Records from a dataset
--- Start ---

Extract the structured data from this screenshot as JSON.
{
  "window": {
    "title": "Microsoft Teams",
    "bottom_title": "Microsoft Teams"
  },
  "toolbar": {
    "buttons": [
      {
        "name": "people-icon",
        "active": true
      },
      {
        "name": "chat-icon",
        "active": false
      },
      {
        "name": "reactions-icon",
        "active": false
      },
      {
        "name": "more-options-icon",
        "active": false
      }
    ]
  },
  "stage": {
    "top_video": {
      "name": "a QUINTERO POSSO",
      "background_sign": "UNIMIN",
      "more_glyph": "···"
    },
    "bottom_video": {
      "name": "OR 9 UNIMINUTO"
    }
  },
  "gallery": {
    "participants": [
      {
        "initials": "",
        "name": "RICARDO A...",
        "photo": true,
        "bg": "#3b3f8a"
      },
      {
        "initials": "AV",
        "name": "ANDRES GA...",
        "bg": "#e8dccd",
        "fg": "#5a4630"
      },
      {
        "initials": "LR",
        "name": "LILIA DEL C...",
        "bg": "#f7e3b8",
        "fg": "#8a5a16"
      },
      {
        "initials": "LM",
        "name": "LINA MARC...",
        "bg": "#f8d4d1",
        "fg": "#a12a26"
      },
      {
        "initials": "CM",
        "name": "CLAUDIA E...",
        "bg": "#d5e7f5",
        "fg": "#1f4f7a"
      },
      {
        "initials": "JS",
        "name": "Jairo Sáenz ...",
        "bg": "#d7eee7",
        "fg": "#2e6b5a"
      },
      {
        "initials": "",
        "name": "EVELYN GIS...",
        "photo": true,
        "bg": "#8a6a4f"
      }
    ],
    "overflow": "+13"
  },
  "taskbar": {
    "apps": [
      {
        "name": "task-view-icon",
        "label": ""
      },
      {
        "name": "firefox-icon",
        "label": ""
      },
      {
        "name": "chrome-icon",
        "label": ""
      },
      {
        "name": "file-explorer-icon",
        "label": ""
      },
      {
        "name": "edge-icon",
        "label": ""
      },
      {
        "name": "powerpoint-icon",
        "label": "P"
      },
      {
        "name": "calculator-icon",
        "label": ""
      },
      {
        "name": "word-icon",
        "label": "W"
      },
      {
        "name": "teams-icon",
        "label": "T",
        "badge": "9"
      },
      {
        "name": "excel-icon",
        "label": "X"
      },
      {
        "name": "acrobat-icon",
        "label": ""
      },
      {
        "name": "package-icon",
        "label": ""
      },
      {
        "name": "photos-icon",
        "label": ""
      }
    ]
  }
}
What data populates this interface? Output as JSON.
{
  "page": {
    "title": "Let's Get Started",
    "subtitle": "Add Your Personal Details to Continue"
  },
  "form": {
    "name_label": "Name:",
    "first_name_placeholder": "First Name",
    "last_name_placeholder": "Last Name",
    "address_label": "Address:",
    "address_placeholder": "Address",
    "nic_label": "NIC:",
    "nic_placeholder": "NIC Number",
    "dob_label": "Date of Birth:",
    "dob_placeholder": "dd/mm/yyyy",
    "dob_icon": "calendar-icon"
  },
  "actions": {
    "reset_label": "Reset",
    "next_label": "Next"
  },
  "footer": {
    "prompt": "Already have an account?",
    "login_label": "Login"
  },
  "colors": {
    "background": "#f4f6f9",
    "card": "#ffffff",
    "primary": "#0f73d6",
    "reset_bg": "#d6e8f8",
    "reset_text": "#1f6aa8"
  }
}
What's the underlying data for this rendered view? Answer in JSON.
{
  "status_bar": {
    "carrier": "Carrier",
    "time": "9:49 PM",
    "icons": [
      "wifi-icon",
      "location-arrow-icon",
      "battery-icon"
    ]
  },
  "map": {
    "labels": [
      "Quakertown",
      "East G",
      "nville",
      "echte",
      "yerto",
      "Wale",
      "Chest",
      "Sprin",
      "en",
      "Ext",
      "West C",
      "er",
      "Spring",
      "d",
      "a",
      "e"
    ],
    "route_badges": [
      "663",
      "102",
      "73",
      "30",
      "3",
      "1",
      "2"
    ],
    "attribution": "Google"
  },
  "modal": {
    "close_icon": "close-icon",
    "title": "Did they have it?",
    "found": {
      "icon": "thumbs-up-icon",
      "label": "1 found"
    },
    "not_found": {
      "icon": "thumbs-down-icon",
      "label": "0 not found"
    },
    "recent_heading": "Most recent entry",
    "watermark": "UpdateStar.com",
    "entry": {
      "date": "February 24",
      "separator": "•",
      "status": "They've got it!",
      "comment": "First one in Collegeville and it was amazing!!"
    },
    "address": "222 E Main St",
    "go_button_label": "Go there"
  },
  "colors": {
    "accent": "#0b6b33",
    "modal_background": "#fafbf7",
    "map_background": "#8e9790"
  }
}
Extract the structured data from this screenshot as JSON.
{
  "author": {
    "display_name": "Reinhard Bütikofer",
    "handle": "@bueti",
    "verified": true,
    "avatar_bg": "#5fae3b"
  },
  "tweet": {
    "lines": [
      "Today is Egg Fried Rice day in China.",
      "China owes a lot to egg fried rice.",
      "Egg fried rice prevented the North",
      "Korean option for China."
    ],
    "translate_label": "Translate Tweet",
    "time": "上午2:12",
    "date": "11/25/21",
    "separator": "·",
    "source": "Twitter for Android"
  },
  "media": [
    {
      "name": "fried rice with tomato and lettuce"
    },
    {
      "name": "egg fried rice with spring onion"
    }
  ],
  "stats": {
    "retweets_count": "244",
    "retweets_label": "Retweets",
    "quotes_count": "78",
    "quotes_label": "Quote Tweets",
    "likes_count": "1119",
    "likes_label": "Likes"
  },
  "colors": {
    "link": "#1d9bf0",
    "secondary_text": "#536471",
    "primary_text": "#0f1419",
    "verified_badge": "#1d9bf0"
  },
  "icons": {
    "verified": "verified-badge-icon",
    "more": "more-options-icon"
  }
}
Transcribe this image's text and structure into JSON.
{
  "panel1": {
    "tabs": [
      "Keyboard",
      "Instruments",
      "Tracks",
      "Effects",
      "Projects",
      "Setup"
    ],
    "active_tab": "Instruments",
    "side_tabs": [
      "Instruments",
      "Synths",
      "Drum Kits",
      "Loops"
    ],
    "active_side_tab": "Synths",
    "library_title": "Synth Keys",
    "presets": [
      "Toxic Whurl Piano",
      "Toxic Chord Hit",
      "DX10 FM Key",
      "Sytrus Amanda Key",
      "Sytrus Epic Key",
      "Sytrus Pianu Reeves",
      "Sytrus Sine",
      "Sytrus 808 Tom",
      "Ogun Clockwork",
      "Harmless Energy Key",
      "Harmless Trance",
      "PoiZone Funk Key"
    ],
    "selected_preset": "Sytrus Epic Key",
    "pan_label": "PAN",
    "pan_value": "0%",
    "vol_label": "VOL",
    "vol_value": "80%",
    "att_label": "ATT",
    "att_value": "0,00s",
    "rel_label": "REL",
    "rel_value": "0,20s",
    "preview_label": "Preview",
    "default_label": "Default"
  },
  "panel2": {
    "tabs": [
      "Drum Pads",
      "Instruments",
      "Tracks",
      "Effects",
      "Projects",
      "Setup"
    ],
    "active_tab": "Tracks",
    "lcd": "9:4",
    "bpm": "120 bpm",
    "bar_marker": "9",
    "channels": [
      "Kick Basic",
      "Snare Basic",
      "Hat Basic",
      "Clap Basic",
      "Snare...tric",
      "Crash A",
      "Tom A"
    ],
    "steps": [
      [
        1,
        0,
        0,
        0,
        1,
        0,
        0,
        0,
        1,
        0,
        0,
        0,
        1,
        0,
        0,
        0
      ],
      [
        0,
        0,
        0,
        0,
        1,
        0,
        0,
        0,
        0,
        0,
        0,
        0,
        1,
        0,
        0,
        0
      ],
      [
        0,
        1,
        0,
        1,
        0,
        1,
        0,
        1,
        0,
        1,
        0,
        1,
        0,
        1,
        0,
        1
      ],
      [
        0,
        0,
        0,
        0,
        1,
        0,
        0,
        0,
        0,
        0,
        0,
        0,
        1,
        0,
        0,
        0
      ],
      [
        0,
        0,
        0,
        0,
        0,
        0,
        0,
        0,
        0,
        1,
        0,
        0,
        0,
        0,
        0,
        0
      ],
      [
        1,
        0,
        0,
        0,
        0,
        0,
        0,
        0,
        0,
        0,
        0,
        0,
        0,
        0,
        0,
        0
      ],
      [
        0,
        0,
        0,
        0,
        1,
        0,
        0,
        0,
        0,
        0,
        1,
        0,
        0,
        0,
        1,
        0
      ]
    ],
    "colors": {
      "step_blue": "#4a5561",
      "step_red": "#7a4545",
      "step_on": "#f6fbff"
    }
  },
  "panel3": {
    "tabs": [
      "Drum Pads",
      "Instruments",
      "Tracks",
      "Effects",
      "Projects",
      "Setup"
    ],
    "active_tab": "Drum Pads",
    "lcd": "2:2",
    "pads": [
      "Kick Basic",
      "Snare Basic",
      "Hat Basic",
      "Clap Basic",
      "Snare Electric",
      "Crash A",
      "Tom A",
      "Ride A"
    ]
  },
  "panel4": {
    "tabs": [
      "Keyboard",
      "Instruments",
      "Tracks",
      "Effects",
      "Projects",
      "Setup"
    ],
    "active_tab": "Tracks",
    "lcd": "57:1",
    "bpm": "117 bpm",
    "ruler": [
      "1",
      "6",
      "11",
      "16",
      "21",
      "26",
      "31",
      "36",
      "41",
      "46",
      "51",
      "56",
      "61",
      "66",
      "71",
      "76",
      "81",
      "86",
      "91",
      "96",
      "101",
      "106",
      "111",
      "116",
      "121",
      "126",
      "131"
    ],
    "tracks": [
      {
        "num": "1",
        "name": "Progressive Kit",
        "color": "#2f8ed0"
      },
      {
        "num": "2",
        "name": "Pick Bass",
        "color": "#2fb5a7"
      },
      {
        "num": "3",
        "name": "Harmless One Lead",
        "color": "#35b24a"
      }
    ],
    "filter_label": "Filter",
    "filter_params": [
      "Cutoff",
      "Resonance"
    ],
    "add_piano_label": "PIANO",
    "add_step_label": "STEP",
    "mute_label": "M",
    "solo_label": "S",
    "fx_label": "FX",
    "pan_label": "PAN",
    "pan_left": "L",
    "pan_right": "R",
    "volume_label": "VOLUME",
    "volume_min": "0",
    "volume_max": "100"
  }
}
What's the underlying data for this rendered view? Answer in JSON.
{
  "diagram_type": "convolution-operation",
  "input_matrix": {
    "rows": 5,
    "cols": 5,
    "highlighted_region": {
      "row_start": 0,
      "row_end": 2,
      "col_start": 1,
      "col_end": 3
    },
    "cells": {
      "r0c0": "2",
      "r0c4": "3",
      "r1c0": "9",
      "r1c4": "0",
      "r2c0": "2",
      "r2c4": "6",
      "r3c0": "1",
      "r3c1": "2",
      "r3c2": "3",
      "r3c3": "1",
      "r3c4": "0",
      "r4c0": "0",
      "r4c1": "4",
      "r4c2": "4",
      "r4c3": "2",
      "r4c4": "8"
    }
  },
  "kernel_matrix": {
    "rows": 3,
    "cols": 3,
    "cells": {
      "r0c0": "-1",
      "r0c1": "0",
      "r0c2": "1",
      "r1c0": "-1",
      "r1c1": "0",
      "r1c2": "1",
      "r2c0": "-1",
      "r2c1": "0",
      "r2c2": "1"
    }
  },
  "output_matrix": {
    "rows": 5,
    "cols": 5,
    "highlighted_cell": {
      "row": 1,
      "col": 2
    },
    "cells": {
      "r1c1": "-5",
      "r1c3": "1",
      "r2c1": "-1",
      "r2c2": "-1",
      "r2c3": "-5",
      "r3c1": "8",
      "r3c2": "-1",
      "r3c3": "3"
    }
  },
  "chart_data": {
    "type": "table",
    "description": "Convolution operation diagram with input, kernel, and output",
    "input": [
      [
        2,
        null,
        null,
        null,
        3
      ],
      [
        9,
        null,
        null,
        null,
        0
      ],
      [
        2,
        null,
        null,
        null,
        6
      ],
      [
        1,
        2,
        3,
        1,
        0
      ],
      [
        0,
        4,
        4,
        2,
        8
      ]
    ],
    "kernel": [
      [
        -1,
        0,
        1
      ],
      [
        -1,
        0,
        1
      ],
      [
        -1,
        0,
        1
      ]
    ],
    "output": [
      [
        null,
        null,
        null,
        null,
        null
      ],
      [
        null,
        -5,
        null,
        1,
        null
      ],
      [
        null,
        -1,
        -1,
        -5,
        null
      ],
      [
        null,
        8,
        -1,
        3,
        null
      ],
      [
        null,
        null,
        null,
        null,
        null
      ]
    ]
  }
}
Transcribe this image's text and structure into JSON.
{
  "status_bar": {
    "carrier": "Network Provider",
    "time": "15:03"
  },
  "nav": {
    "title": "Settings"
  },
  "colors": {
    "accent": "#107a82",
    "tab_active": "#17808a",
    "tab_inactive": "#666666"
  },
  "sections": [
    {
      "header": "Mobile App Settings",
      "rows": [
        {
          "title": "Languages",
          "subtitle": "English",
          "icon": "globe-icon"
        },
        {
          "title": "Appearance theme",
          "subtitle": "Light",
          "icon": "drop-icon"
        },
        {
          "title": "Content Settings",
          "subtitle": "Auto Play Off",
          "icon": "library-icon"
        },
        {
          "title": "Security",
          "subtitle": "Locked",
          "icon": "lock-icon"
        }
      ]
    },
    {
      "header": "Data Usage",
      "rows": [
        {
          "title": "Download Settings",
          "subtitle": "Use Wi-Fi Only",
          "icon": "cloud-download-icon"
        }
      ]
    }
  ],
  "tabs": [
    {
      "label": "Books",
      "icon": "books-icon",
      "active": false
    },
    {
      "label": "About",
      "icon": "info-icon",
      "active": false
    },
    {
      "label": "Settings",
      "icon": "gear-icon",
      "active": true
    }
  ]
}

--- End ---

◆ Stated exercise
Looking at the records above, work out how many lines include the word "operation", then give that number by itself.

◆ Response to this task
2